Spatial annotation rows
++++++

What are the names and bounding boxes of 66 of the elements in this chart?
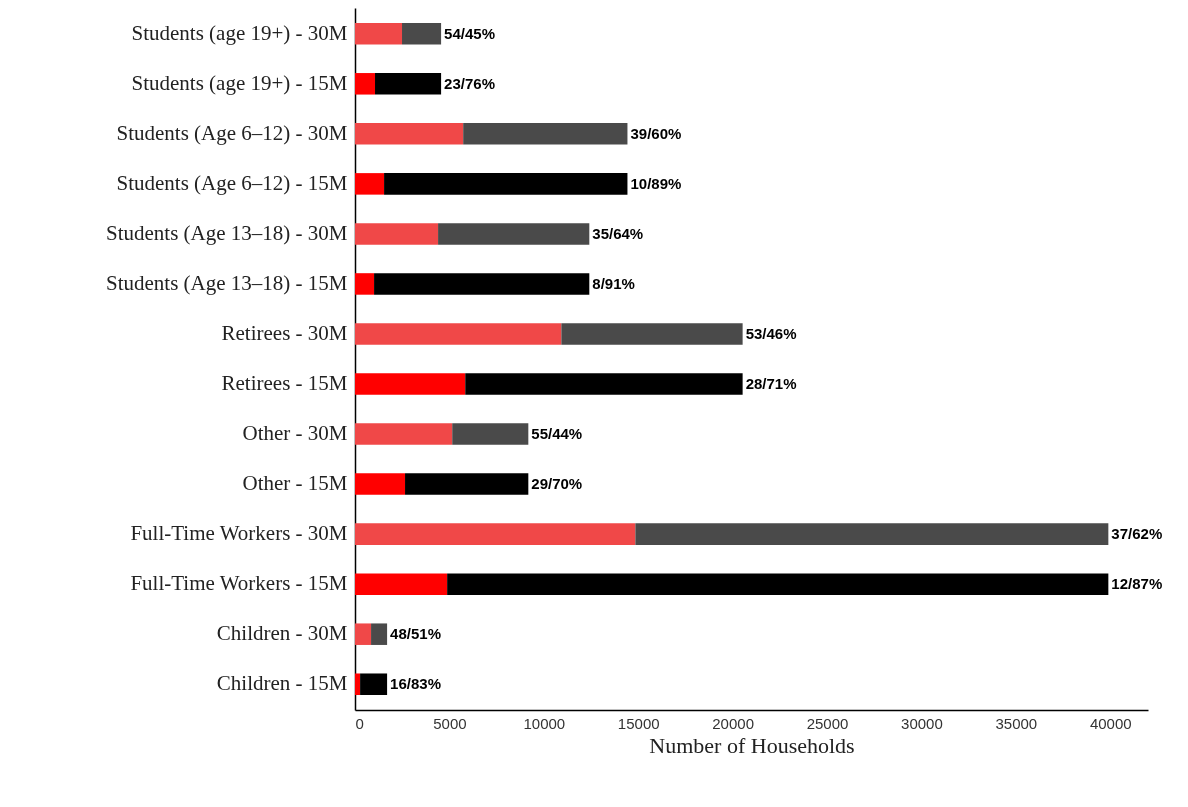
bar	[374, 273, 590, 295]
bar	[452, 423, 529, 445]
x-tick-label: 10000	[523, 714, 566, 732]
bar	[438, 223, 590, 245]
bar	[465, 373, 743, 395]
bar	[355, 473, 406, 495]
x-tick-label: 0	[355, 714, 364, 732]
y-tick-label: Retirees - 15M	[221, 371, 348, 396]
bar	[355, 223, 439, 245]
x-tick-label: 35000	[995, 714, 1038, 732]
y-tick-label: Students (Age 13–18) - 30M	[106, 220, 348, 245]
total-label: 53/46%	[745, 324, 797, 342]
total-label: 55/44%	[531, 425, 583, 443]
x-tick-label: 20000	[712, 714, 754, 732]
bar	[355, 673, 361, 695]
bar	[355, 273, 375, 295]
y-tick-label: Full-Time Workers - 15M	[130, 571, 348, 596]
total-label: 28/71%	[745, 375, 797, 393]
total-label: 48/51%	[390, 625, 441, 643]
bar	[355, 423, 453, 445]
bar	[355, 523, 636, 545]
bar	[405, 473, 529, 495]
bar	[384, 173, 628, 195]
bar	[355, 373, 466, 395]
bar	[360, 673, 388, 695]
bar	[561, 323, 743, 345]
total-label: 16/83%	[390, 675, 441, 693]
y-tick-label: Other - 30M	[242, 421, 348, 446]
bar	[355, 23, 403, 45]
bar	[355, 623, 372, 645]
y-tick-label: Students (age 19+) - 15M	[131, 70, 348, 95]
y-tick-label: Students (age 19+) - 30M	[131, 20, 348, 45]
x-tick-label: 40000	[1089, 714, 1132, 732]
bar	[355, 123, 464, 145]
bar	[375, 73, 442, 95]
y-tick-label: Full-Time Workers - 30M	[130, 521, 348, 546]
y-tick-label: Students (Age 6–12) - 15M	[116, 170, 348, 195]
bar	[635, 523, 1109, 545]
total-label: 23/76%	[444, 74, 495, 92]
total-label: 37/62%	[1111, 525, 1163, 543]
bar	[447, 573, 1109, 595]
total-label: 12/87%	[1111, 575, 1163, 593]
total-label: 10/89%	[630, 174, 682, 192]
bar	[371, 623, 388, 645]
total-label: 8/91%	[592, 274, 635, 292]
bar	[463, 123, 628, 145]
bar	[355, 173, 385, 195]
bar	[355, 573, 448, 595]
total-label: 54/45%	[444, 24, 495, 42]
y-tick-label: Other - 15M	[242, 471, 348, 496]
total-label: 29/70%	[531, 475, 583, 493]
x-tick-label: 25000	[806, 714, 849, 732]
y-tick-label: Students (Age 13–18) - 15M	[106, 270, 348, 295]
y-tick-label: Children - 15M	[216, 671, 348, 696]
bar	[355, 73, 376, 95]
y-tick-label: Students (Age 6–12) - 30M	[116, 120, 348, 145]
y-tick-label: Children - 30M	[216, 621, 348, 646]
x-tick-label: 5000	[433, 714, 467, 732]
total-label: 39/60%	[630, 124, 682, 142]
bar	[402, 23, 442, 45]
total-label: 35/64%	[592, 224, 644, 242]
x-axis-title: Number of Households	[649, 732, 855, 758]
x-tick-label: 15000	[617, 714, 660, 732]
y-tick-label: Retirees - 30M	[221, 320, 348, 345]
bar	[355, 323, 562, 345]
x-tick-label: 30000	[901, 714, 943, 732]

++++++

What you should do :: Reproduce without any change every line from the one containing "273, 590, 295]" to the one containing "571, 348, 596]", including both of those lines.

Problem solution ::
bar	[374, 273, 590, 295]
bar	[452, 423, 529, 445]
x-tick-label: 10000	[523, 714, 566, 732]
bar	[438, 223, 590, 245]
bar	[465, 373, 743, 395]
bar	[355, 473, 406, 495]
x-tick-label: 0	[355, 714, 364, 732]
y-tick-label: Retirees - 15M	[221, 371, 348, 396]
bar	[355, 223, 439, 245]
x-tick-label: 35000	[995, 714, 1038, 732]
y-tick-label: Students (Age 13–18) - 30M	[106, 220, 348, 245]
total-label: 53/46%	[745, 324, 797, 342]
total-label: 55/44%	[531, 425, 583, 443]
x-tick-label: 20000	[712, 714, 754, 732]
bar	[355, 673, 361, 695]
bar	[355, 273, 375, 295]
y-tick-label: Full-Time Workers - 15M	[130, 571, 348, 596]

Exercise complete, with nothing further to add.